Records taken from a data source
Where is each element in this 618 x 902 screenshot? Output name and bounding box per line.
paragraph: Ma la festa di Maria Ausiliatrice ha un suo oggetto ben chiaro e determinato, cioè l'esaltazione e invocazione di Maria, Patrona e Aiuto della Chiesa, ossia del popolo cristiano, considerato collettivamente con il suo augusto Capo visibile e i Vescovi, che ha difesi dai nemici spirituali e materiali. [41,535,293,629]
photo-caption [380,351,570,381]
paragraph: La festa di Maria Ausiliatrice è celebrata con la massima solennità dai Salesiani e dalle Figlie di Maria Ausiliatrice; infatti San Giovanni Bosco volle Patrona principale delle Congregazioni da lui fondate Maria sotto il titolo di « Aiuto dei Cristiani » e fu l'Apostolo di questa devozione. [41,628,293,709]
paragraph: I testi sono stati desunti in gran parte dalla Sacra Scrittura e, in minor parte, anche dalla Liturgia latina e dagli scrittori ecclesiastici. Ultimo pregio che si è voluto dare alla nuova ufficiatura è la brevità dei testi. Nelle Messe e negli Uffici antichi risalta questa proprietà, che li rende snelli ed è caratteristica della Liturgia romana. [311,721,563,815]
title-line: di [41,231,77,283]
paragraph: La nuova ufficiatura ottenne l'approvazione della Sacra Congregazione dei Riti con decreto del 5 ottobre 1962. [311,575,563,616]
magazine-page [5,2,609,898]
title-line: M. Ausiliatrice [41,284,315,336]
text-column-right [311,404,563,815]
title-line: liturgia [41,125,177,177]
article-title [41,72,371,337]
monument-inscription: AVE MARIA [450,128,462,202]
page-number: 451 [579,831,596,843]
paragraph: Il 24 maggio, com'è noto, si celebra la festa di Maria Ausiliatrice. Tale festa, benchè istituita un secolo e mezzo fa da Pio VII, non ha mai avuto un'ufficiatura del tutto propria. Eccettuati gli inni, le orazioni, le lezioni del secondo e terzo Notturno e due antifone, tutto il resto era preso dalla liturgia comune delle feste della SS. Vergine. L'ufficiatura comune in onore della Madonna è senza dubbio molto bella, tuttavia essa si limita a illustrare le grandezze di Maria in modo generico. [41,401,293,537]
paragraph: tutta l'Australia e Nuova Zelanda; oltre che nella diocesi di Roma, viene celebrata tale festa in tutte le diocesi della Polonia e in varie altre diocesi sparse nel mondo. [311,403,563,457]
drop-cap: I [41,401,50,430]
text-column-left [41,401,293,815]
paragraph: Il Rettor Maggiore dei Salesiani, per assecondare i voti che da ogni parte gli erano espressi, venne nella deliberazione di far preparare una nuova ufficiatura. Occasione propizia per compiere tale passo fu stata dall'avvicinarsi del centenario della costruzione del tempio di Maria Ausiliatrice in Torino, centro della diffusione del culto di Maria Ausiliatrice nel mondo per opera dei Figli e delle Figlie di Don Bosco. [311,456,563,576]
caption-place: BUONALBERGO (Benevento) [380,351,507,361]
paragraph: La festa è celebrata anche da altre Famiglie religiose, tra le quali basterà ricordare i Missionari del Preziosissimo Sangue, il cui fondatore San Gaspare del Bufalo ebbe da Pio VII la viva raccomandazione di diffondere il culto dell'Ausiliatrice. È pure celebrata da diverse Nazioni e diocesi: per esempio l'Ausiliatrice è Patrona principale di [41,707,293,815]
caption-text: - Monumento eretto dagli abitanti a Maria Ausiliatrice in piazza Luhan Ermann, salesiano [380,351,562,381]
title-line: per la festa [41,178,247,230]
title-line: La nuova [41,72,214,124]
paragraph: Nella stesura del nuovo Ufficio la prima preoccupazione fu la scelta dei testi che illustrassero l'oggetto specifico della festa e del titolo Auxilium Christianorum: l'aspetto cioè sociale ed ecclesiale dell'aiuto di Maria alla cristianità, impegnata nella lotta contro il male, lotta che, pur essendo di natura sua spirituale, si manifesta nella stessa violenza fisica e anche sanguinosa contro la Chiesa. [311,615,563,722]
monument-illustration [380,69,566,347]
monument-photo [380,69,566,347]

§ REQUIREMENT:
Copy every line of the material above character for character, changing nothing.

§ FINAL ANSWER:
Where is each element in this 618 x 902 screenshot? Output name and bounding box per line.
paragraph: Ma la festa di Maria Ausiliatrice ha un suo oggetto ben chiaro e determinato, cioè l'esaltazione e invocazione di Maria, Patrona e Aiuto della Chiesa, ossia del popolo cristiano, considerato collettivamente con il suo augusto Capo visibile e i Vescovi, che ha difesi dai nemici spirituali e materiali. [41,535,293,629]
photo-caption [380,351,570,381]
paragraph: La festa di Maria Ausiliatrice è celebrata con la massima solennità dai Salesiani e dalle Figlie di Maria Ausiliatrice; infatti San Giovanni Bosco volle Patrona principale delle Congregazioni da lui fondate Maria sotto il titolo di « Aiuto dei Cristiani » e fu l'Apostolo di questa devozione. [41,628,293,709]
paragraph: I testi sono stati desunti in gran parte dalla Sacra Scrittura e, in minor parte, anche dalla Liturgia latina e dagli scrittori ecclesiastici. Ultimo pregio che si è voluto dare alla nuova ufficiatura è la brevità dei testi. Nelle Messe e negli Uffici antichi risalta questa proprietà, che li rende snelli ed è caratteristica della Liturgia romana. [311,721,563,815]
title-line: di [41,231,77,283]
paragraph: La nuova ufficiatura ottenne l'approvazione della Sacra Congregazione dei Riti con decreto del 5 ottobre 1962. [311,575,563,616]
magazine-page [5,2,609,898]
title-line: M. Ausiliatrice [41,284,315,336]
text-column-right [311,404,563,815]
title-line: liturgia [41,125,177,177]
article-title [41,72,371,337]
monument-inscription: AVE MARIA [450,128,462,202]
page-number: 451 [579,831,596,843]
paragraph: Il 24 maggio, com'è noto, si celebra la festa di Maria Ausiliatrice. Tale festa, benchè istituita un secolo e mezzo fa da Pio VII, non ha mai avuto un'ufficiatura del tutto propria. Eccettuati gli inni, le orazioni, le lezioni del secondo e terzo Notturno e due antifone, tutto il resto era preso dalla liturgia comune delle feste della SS. Vergine. L'ufficiatura comune in onore della Madonna è senza dubbio molto bella, tuttavia essa si limita a illustrare le grandezze di Maria in modo generico. [41,401,293,537]
paragraph: tutta l'Australia e Nuova Zelanda; oltre che nella diocesi di Roma, viene celebrata tale festa in tutte le diocesi della Polonia e in varie altre diocesi sparse nel mondo. [311,403,563,457]
drop-cap: I [41,401,50,430]
text-column-left [41,401,293,815]
paragraph: Il Rettor Maggiore dei Salesiani, per assecondare i voti che da ogni parte gli erano espressi, venne nella deliberazione di far preparare una nuova ufficiatura. Occasione propizia per compiere tale passo fu stata dall'avvicinarsi del centenario della costruzione del tempio di Maria Ausiliatrice in Torino, centro della diffusione del culto di Maria Ausiliatrice nel mondo per opera dei Figli e delle Figlie di Don Bosco. [311,456,563,576]
caption-place: BUONALBERGO (Benevento) [380,351,507,361]
paragraph: La festa è celebrata anche da altre Famiglie religiose, tra le quali basterà ricordare i Missionari del Preziosissimo Sangue, il cui fondatore San Gaspare del Bufalo ebbe da Pio VII la viva raccomandazione di diffondere il culto dell'Ausiliatrice. È pure celebrata da diverse Nazioni e diocesi: per esempio l'Ausiliatrice è Patrona principale di [41,707,293,815]
caption-text: - Monumento eretto dagli abitanti a Maria Ausiliatrice in piazza Luhan Ermann, salesiano [380,351,562,381]
title-line: per la festa [41,178,247,230]
title-line: La nuova [41,72,214,124]
paragraph: Nella stesura del nuovo Ufficio la prima preoccupazione fu la scelta dei testi che illustrassero l'oggetto specifico della festa e del titolo Auxilium Christianorum: l'aspetto cioè sociale ed ecclesiale dell'aiuto di Maria alla cristianità, impegnata nella lotta contro il male, lotta che, pur essendo di natura sua spirituale, si manifesta nella stessa violenza fisica e anche sanguinosa contro la Chiesa. [311,615,563,722]
monument-illustration [380,69,566,347]
monument-photo [380,69,566,347]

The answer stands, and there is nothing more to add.